-- Start Excerpt to read --

The requirements for proceeding from one year of study to the succeeding year are to be found at page 154 of the calendar, a copy of which has been available nor only to the court but to the applicant. The copy of letter advising the applicant of his results is annexe "B" to the founding affidavit.. In it the Respondent advised the Applicant that the Senate at a meeting held on 1lth June 1997 approved the results which are then detailed. Then follows the following paragraph


"OVERALL AVERAGE D RESULTS: PROCEED. May supplement Ml 15 to major in Mathematics.


May supplement C101 and Ml 15 to major in Chemistry or Mathematics.


On receipt of this letter the applicant, to use his own words,


"Did not bother preparing for the supplementary examination as there was no comment that I had to supplement any course to enable me to pursue the bachelor of Engineering course"

-- End Excerpt to read --
-- Start Material provided --

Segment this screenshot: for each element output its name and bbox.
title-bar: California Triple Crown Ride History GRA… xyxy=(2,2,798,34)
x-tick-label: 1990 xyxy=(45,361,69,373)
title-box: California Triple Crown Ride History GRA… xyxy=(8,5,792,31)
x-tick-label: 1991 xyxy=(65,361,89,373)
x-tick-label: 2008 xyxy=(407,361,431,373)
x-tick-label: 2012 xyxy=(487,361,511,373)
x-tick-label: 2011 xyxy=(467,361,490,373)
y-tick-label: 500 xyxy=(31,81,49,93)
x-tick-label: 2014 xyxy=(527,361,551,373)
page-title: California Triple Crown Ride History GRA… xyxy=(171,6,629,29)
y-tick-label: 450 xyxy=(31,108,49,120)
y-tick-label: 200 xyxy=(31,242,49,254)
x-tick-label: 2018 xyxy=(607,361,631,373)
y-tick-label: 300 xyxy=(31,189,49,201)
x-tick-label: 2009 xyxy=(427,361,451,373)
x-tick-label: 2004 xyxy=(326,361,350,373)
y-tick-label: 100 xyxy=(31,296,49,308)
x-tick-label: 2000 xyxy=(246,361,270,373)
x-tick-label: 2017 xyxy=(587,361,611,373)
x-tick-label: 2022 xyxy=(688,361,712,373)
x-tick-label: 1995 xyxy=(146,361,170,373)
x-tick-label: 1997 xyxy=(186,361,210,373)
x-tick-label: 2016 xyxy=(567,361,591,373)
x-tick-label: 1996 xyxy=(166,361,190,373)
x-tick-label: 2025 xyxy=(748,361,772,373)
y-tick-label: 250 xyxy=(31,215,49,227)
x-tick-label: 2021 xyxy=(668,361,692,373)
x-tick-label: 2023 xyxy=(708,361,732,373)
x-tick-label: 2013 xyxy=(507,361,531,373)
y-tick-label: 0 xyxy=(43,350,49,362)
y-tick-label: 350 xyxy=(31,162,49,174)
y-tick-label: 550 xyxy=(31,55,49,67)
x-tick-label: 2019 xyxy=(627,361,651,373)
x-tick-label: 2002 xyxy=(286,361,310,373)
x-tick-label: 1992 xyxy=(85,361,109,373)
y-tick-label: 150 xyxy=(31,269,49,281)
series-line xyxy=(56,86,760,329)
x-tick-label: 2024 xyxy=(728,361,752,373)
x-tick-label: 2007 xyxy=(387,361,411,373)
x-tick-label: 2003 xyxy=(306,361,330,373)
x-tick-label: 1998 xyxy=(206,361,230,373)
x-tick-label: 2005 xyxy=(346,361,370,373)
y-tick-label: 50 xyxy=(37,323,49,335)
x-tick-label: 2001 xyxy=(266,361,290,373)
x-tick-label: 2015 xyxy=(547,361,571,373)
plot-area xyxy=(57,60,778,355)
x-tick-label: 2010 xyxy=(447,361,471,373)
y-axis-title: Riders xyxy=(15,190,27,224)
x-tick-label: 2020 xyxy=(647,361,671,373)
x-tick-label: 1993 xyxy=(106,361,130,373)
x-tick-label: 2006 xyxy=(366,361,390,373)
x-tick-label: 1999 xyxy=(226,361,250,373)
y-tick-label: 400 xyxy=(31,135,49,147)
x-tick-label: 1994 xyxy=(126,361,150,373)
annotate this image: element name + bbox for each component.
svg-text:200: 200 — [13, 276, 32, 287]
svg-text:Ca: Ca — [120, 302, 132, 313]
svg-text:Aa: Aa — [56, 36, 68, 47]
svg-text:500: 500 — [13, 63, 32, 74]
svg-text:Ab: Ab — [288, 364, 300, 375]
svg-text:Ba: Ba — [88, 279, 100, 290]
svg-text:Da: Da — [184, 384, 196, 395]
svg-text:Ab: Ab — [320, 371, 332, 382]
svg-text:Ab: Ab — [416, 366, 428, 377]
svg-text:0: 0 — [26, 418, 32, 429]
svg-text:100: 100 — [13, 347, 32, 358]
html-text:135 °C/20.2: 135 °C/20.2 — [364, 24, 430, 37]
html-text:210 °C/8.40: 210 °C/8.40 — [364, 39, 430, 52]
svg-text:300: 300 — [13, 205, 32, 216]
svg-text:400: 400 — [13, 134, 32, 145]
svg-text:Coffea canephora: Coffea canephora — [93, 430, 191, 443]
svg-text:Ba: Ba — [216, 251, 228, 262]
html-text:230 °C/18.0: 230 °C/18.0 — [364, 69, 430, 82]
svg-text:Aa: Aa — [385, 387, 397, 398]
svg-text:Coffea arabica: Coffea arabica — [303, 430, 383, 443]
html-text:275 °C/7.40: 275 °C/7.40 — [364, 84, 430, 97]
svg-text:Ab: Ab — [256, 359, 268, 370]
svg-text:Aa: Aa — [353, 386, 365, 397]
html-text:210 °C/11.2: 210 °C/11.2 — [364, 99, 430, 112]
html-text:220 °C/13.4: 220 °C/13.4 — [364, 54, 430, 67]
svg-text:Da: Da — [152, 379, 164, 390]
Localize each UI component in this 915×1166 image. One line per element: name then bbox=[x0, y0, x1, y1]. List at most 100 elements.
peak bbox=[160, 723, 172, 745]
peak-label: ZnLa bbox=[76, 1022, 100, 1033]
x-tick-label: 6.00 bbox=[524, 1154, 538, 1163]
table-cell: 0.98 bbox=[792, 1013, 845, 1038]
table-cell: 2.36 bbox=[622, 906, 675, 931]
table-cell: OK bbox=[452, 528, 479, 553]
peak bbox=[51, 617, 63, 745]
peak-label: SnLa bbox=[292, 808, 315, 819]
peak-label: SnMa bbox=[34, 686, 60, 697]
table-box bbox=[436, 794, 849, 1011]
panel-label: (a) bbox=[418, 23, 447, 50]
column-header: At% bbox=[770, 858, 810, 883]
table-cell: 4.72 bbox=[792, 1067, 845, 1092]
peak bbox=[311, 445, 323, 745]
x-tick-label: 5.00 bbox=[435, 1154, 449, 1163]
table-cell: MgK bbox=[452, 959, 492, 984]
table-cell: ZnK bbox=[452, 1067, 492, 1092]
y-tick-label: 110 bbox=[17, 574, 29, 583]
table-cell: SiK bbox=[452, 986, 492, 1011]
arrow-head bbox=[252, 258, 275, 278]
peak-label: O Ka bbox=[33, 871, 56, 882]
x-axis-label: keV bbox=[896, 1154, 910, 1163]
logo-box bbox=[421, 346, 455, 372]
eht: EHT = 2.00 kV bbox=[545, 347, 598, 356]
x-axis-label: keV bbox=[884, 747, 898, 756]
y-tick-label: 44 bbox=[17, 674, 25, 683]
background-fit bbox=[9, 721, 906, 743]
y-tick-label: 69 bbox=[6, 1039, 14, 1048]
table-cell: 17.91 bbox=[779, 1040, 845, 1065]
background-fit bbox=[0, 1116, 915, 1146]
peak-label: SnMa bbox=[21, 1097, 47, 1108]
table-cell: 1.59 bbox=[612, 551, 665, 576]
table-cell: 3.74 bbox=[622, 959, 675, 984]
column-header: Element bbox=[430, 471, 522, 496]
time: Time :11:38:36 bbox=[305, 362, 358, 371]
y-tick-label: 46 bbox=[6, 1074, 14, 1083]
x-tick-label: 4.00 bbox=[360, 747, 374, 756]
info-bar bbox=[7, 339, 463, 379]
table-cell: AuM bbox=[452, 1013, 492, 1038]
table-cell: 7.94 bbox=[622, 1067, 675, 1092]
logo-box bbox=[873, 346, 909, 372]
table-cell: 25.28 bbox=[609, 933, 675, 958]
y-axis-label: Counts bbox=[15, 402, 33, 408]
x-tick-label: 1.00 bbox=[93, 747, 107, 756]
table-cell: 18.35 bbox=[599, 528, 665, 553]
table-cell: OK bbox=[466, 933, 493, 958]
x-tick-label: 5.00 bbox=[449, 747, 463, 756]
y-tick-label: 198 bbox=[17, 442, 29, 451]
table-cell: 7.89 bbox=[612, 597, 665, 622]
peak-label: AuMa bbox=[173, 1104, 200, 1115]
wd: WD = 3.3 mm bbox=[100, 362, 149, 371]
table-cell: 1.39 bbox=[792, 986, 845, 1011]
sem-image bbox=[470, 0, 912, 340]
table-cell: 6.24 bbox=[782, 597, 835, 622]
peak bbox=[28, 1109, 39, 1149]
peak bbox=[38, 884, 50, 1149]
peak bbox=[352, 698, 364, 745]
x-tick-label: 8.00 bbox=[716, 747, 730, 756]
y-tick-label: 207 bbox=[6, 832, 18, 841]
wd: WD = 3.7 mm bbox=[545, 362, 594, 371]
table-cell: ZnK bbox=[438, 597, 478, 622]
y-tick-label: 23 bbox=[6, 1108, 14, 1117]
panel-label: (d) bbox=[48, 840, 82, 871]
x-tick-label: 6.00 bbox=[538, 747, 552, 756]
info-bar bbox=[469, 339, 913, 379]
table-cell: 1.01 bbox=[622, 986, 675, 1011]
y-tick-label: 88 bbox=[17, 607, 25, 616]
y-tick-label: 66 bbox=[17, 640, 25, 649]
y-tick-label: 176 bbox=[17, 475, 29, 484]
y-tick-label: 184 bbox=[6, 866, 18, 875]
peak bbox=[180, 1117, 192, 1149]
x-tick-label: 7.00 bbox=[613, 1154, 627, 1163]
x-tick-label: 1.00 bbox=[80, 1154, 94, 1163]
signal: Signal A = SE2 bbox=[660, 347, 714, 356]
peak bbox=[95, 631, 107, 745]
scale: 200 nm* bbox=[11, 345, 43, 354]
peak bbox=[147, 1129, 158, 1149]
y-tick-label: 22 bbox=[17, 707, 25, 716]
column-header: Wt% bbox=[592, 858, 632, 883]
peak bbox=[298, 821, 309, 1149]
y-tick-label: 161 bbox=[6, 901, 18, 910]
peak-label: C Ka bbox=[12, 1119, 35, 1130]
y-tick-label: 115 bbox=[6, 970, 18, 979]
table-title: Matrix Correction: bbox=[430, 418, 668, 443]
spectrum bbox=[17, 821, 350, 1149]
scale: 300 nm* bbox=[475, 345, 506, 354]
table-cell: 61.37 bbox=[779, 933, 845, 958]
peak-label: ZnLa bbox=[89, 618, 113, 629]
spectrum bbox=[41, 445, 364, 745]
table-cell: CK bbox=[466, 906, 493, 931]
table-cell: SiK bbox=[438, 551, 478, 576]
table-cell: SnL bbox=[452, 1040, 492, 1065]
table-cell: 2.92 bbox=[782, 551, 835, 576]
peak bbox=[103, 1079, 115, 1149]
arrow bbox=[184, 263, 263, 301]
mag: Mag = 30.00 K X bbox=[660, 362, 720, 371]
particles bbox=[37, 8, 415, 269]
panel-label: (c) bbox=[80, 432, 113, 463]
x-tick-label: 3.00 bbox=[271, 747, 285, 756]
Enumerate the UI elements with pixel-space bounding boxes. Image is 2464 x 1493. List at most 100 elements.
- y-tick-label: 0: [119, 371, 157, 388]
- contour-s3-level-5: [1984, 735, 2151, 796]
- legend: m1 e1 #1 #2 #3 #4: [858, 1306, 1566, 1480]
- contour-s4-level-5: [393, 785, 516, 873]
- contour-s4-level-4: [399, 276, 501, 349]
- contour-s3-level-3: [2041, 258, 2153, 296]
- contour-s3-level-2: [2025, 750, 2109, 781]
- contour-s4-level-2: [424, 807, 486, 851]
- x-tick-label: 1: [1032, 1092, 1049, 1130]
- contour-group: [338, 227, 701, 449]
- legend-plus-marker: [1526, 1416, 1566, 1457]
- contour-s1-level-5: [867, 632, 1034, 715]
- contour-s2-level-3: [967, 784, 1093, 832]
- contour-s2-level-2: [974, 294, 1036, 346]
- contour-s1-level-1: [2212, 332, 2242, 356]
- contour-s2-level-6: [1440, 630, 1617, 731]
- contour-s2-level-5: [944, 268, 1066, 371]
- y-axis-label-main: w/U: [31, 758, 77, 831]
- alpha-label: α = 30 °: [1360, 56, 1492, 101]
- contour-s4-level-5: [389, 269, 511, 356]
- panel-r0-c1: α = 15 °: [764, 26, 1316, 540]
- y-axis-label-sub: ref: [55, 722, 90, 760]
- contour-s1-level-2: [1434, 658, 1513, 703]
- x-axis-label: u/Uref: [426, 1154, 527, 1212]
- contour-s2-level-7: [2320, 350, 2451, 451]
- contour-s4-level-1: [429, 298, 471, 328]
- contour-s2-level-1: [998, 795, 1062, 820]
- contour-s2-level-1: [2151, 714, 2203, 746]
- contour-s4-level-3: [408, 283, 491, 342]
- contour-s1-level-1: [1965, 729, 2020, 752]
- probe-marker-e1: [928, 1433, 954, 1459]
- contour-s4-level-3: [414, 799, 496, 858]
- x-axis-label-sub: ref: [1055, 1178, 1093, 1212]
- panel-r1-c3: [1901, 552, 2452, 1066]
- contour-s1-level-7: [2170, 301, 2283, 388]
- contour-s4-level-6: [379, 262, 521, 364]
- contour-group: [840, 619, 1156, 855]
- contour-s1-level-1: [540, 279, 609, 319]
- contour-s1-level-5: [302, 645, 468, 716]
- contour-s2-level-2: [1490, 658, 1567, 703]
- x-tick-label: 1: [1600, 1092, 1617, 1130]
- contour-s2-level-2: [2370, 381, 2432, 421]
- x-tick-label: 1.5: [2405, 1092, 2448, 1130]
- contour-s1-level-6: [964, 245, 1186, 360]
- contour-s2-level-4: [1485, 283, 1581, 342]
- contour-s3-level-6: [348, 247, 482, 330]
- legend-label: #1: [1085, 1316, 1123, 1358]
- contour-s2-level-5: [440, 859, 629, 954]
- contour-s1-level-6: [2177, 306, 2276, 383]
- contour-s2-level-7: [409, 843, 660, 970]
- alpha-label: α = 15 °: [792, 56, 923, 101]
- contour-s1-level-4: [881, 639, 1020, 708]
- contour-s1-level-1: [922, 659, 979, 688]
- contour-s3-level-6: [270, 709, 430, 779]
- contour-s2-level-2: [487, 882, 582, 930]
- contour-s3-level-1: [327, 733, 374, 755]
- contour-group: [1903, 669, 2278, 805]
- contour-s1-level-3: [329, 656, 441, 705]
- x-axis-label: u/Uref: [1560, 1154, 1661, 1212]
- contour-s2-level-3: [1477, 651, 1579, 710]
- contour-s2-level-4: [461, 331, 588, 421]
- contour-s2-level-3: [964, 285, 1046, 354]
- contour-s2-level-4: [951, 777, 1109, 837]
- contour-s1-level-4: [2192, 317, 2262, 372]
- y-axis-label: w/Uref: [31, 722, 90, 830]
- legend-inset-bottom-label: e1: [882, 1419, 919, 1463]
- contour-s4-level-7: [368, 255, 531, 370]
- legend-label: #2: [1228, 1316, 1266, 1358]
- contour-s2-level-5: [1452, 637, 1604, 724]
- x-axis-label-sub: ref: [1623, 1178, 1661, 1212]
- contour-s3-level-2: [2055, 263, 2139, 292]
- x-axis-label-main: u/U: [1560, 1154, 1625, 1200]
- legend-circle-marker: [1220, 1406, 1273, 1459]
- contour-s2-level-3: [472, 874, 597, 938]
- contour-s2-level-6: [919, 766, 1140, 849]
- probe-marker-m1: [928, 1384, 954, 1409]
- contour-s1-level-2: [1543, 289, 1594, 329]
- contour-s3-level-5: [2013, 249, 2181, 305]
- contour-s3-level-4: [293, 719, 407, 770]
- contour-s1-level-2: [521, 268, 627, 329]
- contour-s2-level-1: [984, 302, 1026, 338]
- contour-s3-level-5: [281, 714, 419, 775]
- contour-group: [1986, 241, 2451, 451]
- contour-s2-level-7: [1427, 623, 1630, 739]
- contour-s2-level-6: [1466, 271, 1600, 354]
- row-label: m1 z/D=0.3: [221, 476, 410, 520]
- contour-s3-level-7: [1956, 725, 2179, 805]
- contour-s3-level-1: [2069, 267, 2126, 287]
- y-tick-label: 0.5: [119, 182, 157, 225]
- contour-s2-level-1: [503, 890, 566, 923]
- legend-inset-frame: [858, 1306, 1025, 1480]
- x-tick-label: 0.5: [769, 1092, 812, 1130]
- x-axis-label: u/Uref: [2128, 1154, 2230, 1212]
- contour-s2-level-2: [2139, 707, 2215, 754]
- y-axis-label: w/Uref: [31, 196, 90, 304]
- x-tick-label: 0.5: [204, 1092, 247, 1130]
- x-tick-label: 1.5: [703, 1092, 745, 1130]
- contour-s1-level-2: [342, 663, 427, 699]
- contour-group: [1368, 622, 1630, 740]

-- End Material provided --

→ Objective 1: Using the court excerpt about the applicant's examination results, decide whether each statement below agrees with it. Answer yes or no for each, and quote the deciding words of the excerpt. (a) The requirements for moving on to the next year of study appear at page 154 of the calendar. (b) The letter advising the applicant of his results is annexe "A" to the founding affidavit. (c) After receiving the letter, the applicant prepared for the supplementary examination.
→ Objective 2: Carry on the court excerpt about the applicant's examination results from the point where it ends.

→ Exercise result 1:
(a) Yes: "The requirements for proceeding from one year of study to the succeeding year are to be found at page 154 of the calendar"
(b) No: "The copy of letter advising the applicant of his results is annexe "B" to the founding affidavit"
(c) No: "Did not bother preparing for the supplementary examination"

→ Exercise result 2:
Neither the calendar nor the letter is a model of clarity. For a proper understanding of what is meant some, application, close attention, and even guidance may be required. But this does not excuse the Applicant's conduct and attitude. On receipt of the letter if he was unsure of what was required of him, enquiries should have been made from the Respondent itself. It is not necessary for the purposes of this application to enquire what other redress the applicant may or may not have arising out of the wording of the letter


The correct approach is to be found in an earlier decision of this court, Siphiwe Tsabedze v The University of Swaziland Case No 2505/95. In that case, dealing with an application by a student for an order requiring the University to register her for a course of study for which she did not qualify Dunn J said


"The respondent has a specific regulation dealing with the standard to be attained for transfer from the diploma to the degree programme. That regulation must be applied uniformly and equally to all students completing the diploma programme. Students who do not satisfy the requirements of the regulation have no right to transfer to (he fourth year of study. The error on the part of the Respondent can never cloak the applicant with the necessary qualification for transfer."


In that case the Judge found that the Respondent had indeed been grossly negligent in relation to the error which had resulted in the applicant in that case being ineligible for registration, but despite this he refused to make and order similar to that now sought by the present applicant.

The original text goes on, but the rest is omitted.